Exercise prompt ->
Transcribe all records exactly.

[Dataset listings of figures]

------------------------------

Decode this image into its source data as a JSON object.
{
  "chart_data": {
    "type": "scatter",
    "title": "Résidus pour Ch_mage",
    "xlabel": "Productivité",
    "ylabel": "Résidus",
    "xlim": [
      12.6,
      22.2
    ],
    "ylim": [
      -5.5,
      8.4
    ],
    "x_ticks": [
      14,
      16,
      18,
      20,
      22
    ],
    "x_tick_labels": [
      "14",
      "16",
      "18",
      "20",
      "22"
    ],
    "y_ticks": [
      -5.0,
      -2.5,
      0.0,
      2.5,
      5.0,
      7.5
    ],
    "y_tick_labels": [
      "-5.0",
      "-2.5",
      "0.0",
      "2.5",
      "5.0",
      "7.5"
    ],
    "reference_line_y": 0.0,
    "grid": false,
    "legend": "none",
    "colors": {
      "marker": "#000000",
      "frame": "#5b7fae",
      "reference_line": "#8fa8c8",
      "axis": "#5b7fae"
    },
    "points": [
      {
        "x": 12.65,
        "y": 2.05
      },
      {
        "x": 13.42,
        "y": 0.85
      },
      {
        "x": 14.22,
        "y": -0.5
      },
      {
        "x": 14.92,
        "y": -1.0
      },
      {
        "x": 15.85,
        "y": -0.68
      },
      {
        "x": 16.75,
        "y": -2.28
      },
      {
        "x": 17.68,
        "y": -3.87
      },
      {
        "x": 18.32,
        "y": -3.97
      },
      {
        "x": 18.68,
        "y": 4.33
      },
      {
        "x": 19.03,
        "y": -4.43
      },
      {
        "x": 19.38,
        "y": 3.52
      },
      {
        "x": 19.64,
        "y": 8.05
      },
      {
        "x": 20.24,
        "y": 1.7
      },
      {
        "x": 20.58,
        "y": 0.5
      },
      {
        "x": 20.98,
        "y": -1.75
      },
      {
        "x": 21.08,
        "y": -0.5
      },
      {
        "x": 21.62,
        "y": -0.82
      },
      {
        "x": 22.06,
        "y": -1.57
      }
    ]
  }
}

------------------------------

The solution ->
Decode this image into its source data as a JSON object.
{
  "chart_data": {
    "type": "scatter",
    "title": "Résidus pour Ch_mage",
    "xlabel": "Productivité",
    "ylabel": "Résidus",
    "xlim": [
      12.6,
      22.2
    ],
    "ylim": [
      -5.5,
      8.4
    ],
    "x_ticks": [
      14,
      16,
      18,
      20,
      22
    ],
    "x_tick_labels": [
      "14",
      "16",
      "18",
      "20",
      "22"
    ],
    "y_ticks": [
      -5.0,
      -2.5,
      0.0,
      2.5,
      5.0,
      7.5
    ],
    "y_tick_labels": [
      "-5.0",
      "-2.5",
      "0.0",
      "2.5",
      "5.0",
      "7.5"
    ],
    "reference_line_y": 0.0,
    "grid": false,
    "legend": "none",
    "colors": {
      "marker": "#000000",
      "frame": "#5b7fae",
      "reference_line": "#8fa8c8",
      "axis": "#5b7fae"
    },
    "points": [
      {
        "x": 12.65,
        "y": 2.05
      },
      {
        "x": 13.42,
        "y": 0.85
      },
      {
        "x": 14.22,
        "y": -0.5
      },
      {
        "x": 14.92,
        "y": -1.0
      },
      {
        "x": 15.85,
        "y": -0.68
      },
      {
        "x": 16.75,
        "y": -2.28
      },
      {
        "x": 17.68,
        "y": -3.87
      },
      {
        "x": 18.32,
        "y": -3.97
      },
      {
        "x": 18.68,
        "y": 4.33
      },
      {
        "x": 19.03,
        "y": -4.43
      },
      {
        "x": 19.38,
        "y": 3.52
      },
      {
        "x": 19.64,
        "y": 8.05
      },
      {
        "x": 20.24,
        "y": 1.7
      },
      {
        "x": 20.58,
        "y": 0.5
      },
      {
        "x": 20.98,
        "y": -1.75
      },
      {
        "x": 21.08,
        "y": -0.5
      },
      {
        "x": 21.62,
        "y": -0.82
      },
      {
        "x": 22.06,
        "y": -1.57
      }
    ]
  }
}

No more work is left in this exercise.